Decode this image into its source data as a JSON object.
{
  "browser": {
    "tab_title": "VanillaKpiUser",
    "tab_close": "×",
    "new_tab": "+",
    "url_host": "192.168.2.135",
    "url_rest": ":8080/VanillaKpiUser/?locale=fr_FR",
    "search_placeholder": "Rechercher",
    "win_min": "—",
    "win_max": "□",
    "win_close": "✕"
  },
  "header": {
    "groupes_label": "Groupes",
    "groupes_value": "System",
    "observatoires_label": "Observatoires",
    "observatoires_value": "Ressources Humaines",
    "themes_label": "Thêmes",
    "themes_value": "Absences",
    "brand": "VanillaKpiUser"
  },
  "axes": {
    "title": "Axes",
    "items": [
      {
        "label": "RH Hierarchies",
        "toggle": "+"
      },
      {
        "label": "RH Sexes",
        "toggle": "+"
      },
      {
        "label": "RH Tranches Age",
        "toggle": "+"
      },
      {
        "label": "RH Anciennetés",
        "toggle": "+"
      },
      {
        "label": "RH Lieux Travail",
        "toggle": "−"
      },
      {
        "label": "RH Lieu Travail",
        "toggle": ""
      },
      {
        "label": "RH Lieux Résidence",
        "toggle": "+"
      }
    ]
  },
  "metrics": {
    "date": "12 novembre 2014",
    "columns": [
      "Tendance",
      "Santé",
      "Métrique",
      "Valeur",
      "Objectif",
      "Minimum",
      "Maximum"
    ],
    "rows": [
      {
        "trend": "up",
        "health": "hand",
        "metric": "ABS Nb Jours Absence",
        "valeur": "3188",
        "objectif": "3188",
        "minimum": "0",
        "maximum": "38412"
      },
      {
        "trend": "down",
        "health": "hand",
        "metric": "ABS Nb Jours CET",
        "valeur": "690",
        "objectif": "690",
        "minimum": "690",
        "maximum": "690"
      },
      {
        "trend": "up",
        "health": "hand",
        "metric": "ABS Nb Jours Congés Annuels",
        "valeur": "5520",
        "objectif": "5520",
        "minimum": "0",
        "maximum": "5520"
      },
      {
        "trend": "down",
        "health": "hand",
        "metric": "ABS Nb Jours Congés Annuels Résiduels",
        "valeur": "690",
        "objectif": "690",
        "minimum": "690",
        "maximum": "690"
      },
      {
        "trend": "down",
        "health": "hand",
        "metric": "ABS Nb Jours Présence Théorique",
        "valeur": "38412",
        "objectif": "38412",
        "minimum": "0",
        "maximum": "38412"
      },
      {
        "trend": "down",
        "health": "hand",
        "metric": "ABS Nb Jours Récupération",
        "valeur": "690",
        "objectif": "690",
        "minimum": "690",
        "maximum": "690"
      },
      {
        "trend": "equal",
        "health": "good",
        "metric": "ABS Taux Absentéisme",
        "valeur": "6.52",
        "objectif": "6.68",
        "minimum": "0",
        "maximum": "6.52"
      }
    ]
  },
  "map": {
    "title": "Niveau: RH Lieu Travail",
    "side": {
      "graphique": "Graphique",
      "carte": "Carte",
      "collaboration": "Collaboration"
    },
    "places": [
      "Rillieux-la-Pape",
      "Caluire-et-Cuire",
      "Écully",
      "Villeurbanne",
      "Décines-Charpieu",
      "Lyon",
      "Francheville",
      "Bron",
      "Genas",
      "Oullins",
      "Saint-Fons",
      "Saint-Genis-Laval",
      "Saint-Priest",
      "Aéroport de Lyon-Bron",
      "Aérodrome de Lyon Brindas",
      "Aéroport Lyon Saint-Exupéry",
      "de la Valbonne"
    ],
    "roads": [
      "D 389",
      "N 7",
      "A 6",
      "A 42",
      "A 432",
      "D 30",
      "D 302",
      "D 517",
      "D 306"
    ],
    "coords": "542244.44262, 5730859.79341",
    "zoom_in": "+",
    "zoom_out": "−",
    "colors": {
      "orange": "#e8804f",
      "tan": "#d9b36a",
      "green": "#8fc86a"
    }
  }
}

> [Written problem]:
Every record should be repeated exactly; please leave none out.

> [Output of the task]:
Decode this image into its source data as a JSON object.
{
  "browser": {
    "tab_title": "VanillaKpiUser",
    "tab_close": "×",
    "new_tab": "+",
    "url_host": "192.168.2.135",
    "url_rest": ":8080/VanillaKpiUser/?locale=fr_FR",
    "search_placeholder": "Rechercher",
    "win_min": "—",
    "win_max": "□",
    "win_close": "✕"
  },
  "header": {
    "groupes_label": "Groupes",
    "groupes_value": "System",
    "observatoires_label": "Observatoires",
    "observatoires_value": "Ressources Humaines",
    "themes_label": "Thêmes",
    "themes_value": "Absences",
    "brand": "VanillaKpiUser"
  },
  "axes": {
    "title": "Axes",
    "items": [
      {
        "label": "RH Hierarchies",
        "toggle": "+"
      },
      {
        "label": "RH Sexes",
        "toggle": "+"
      },
      {
        "label": "RH Tranches Age",
        "toggle": "+"
      },
      {
        "label": "RH Anciennetés",
        "toggle": "+"
      },
      {
        "label": "RH Lieux Travail",
        "toggle": "−"
      },
      {
        "label": "RH Lieu Travail",
        "toggle": ""
      },
      {
        "label": "RH Lieux Résidence",
        "toggle": "+"
      }
    ]
  },
  "metrics": {
    "date": "12 novembre 2014",
    "columns": [
      "Tendance",
      "Santé",
      "Métrique",
      "Valeur",
      "Objectif",
      "Minimum",
      "Maximum"
    ],
    "rows": [
      {
        "trend": "up",
        "health": "hand",
        "metric": "ABS Nb Jours Absence",
        "valeur": "3188",
        "objectif": "3188",
        "minimum": "0",
        "maximum": "38412"
      },
      {
        "trend": "down",
        "health": "hand",
        "metric": "ABS Nb Jours CET",
        "valeur": "690",
        "objectif": "690",
        "minimum": "690",
        "maximum": "690"
      },
      {
        "trend": "up",
        "health": "hand",
        "metric": "ABS Nb Jours Congés Annuels",
        "valeur": "5520",
        "objectif": "5520",
        "minimum": "0",
        "maximum": "5520"
      },
      {
        "trend": "down",
        "health": "hand",
        "metric": "ABS Nb Jours Congés Annuels Résiduels",
        "valeur": "690",
        "objectif": "690",
        "minimum": "690",
        "maximum": "690"
      },
      {
        "trend": "down",
        "health": "hand",
        "metric": "ABS Nb Jours Présence Théorique",
        "valeur": "38412",
        "objectif": "38412",
        "minimum": "0",
        "maximum": "38412"
      },
      {
        "trend": "down",
        "health": "hand",
        "metric": "ABS Nb Jours Récupération",
        "valeur": "690",
        "objectif": "690",
        "minimum": "690",
        "maximum": "690"
      },
      {
        "trend": "equal",
        "health": "good",
        "metric": "ABS Taux Absentéisme",
        "valeur": "6.52",
        "objectif": "6.68",
        "minimum": "0",
        "maximum": "6.52"
      }
    ]
  },
  "map": {
    "title": "Niveau: RH Lieu Travail",
    "side": {
      "graphique": "Graphique",
      "carte": "Carte",
      "collaboration": "Collaboration"
    },
    "places": [
      "Rillieux-la-Pape",
      "Caluire-et-Cuire",
      "Écully",
      "Villeurbanne",
      "Décines-Charpieu",
      "Lyon",
      "Francheville",
      "Bron",
      "Genas",
      "Oullins",
      "Saint-Fons",
      "Saint-Genis-Laval",
      "Saint-Priest",
      "Aéroport de Lyon-Bron",
      "Aérodrome de Lyon Brindas",
      "Aéroport Lyon Saint-Exupéry",
      "de la Valbonne"
    ],
    "roads": [
      "D 389",
      "N 7",
      "A 6",
      "A 42",
      "A 432",
      "D 30",
      "D 302",
      "D 517",
      "D 306"
    ],
    "coords": "542244.44262, 5730859.79341",
    "zoom_in": "+",
    "zoom_out": "−",
    "colors": {
      "orange": "#e8804f",
      "tan": "#d9b36a",
      "green": "#8fc86a"
    }
  }
}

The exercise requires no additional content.